┌─ Recorded data

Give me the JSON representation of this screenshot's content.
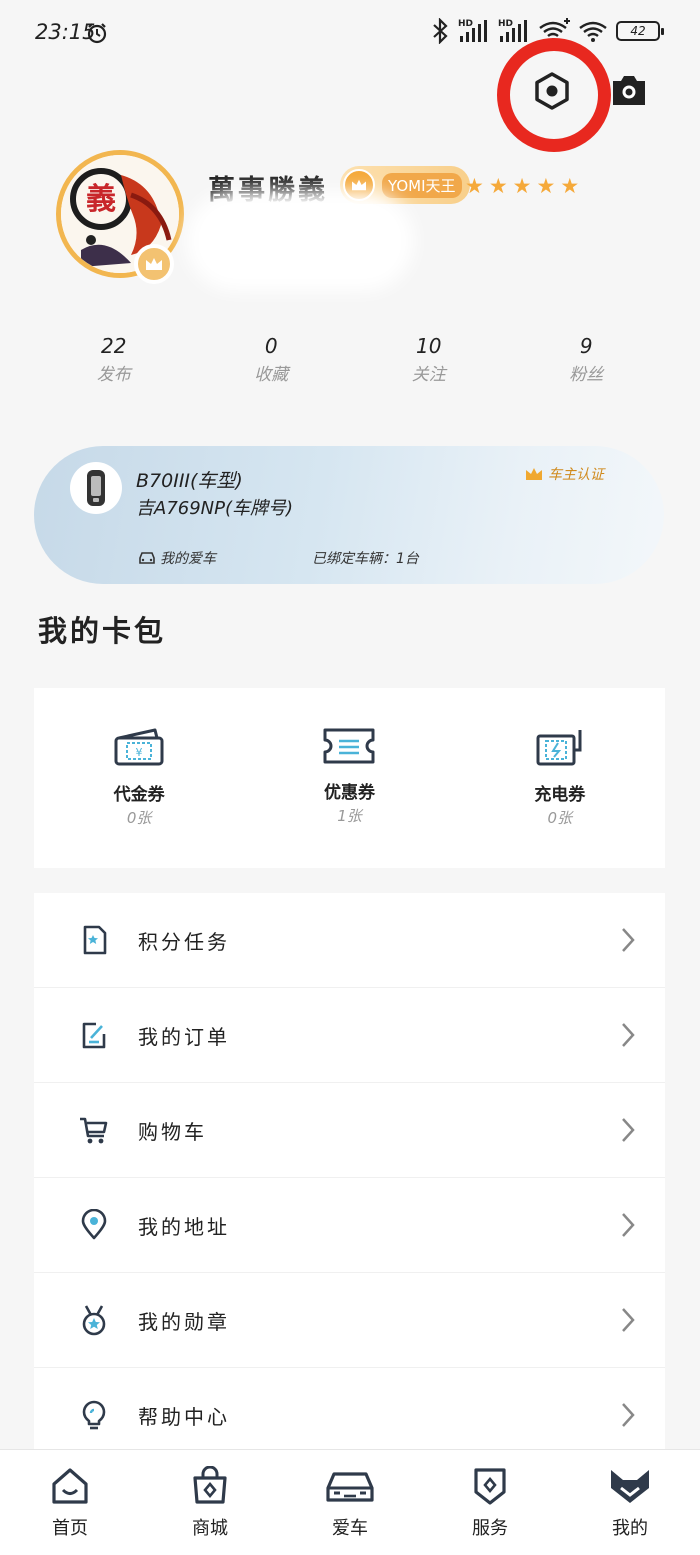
{
  "status_bar": {
    "time": "23:15",
    "battery": "42",
    "hd1": "HD",
    "hd2": "HD"
  },
  "profile": {
    "username": "萬事勝義",
    "level_label": "YOMI天王",
    "stars": 5
  },
  "stats": [
    {
      "value": "22",
      "label": "发布"
    },
    {
      "value": "0",
      "label": "收藏"
    },
    {
      "value": "10",
      "label": "关注"
    },
    {
      "value": "9",
      "label": "粉丝"
    }
  ],
  "car": {
    "model": "B70III(车型)",
    "plate": "吉A769NP(车牌号)",
    "owner_cert": "车主认证",
    "my_car": "我的爱车",
    "bound": "已绑定车辆：1台"
  },
  "wallet": {
    "title": "我的卡包",
    "items": [
      {
        "label": "代金券",
        "count": "0张",
        "icon": "voucher-icon"
      },
      {
        "label": "优惠券",
        "count": "1张",
        "icon": "coupon-icon"
      },
      {
        "label": "充电券",
        "count": "0张",
        "icon": "charging-coupon-icon"
      }
    ]
  },
  "menu": [
    {
      "label": "积分任务",
      "icon": "points-task-icon"
    },
    {
      "label": "我的订单",
      "icon": "order-icon"
    },
    {
      "label": "购物车",
      "icon": "cart-icon"
    },
    {
      "label": "我的地址",
      "icon": "location-icon"
    },
    {
      "label": "我的勋章",
      "icon": "medal-icon"
    },
    {
      "label": "帮助中心",
      "icon": "lightbulb-icon"
    }
  ],
  "nav": [
    {
      "label": "首页",
      "icon": "home-icon"
    },
    {
      "label": "商城",
      "icon": "shop-bag-icon"
    },
    {
      "label": "爱车",
      "icon": "car-icon"
    },
    {
      "label": "服务",
      "icon": "service-shield-icon"
    },
    {
      "label": "我的",
      "icon": "fox-profile-icon"
    }
  ],
  "colors": {
    "accent": "#f5a93a",
    "highlight_ring": "#e8281f",
    "card_blue": "#c6d9e8"
  }
}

└─

Quote the listing above in full, except for the pictures.

(Response to the task):
Give me the JSON representation of this screenshot's content.
{
  "status_bar": {
    "time": "23:15",
    "battery": "42",
    "hd1": "HD",
    "hd2": "HD"
  },
  "profile": {
    "username": "萬事勝義",
    "level_label": "YOMI天王",
    "stars": 5
  },
  "stats": [
    {
      "value": "22",
      "label": "发布"
    },
    {
      "value": "0",
      "label": "收藏"
    },
    {
      "value": "10",
      "label": "关注"
    },
    {
      "value": "9",
      "label": "粉丝"
    }
  ],
  "car": {
    "model": "B70III(车型)",
    "plate": "吉A769NP(车牌号)",
    "owner_cert": "车主认证",
    "my_car": "我的爱车",
    "bound": "已绑定车辆：1台"
  },
  "wallet": {
    "title": "我的卡包",
    "items": [
      {
        "label": "代金券",
        "count": "0张",
        "icon": "voucher-icon"
      },
      {
        "label": "优惠券",
        "count": "1张",
        "icon": "coupon-icon"
      },
      {
        "label": "充电券",
        "count": "0张",
        "icon": "charging-coupon-icon"
      }
    ]
  },
  "menu": [
    {
      "label": "积分任务",
      "icon": "points-task-icon"
    },
    {
      "label": "我的订单",
      "icon": "order-icon"
    },
    {
      "label": "购物车",
      "icon": "cart-icon"
    },
    {
      "label": "我的地址",
      "icon": "location-icon"
    },
    {
      "label": "我的勋章",
      "icon": "medal-icon"
    },
    {
      "label": "帮助中心",
      "icon": "lightbulb-icon"
    }
  ],
  "nav": [
    {
      "label": "首页",
      "icon": "home-icon"
    },
    {
      "label": "商城",
      "icon": "shop-bag-icon"
    },
    {
      "label": "爱车",
      "icon": "car-icon"
    },
    {
      "label": "服务",
      "icon": "service-shield-icon"
    },
    {
      "label": "我的",
      "icon": "fox-profile-icon"
    }
  ],
  "colors": {
    "accent": "#f5a93a",
    "highlight_ring": "#e8281f",
    "card_blue": "#c6d9e8"
  }
}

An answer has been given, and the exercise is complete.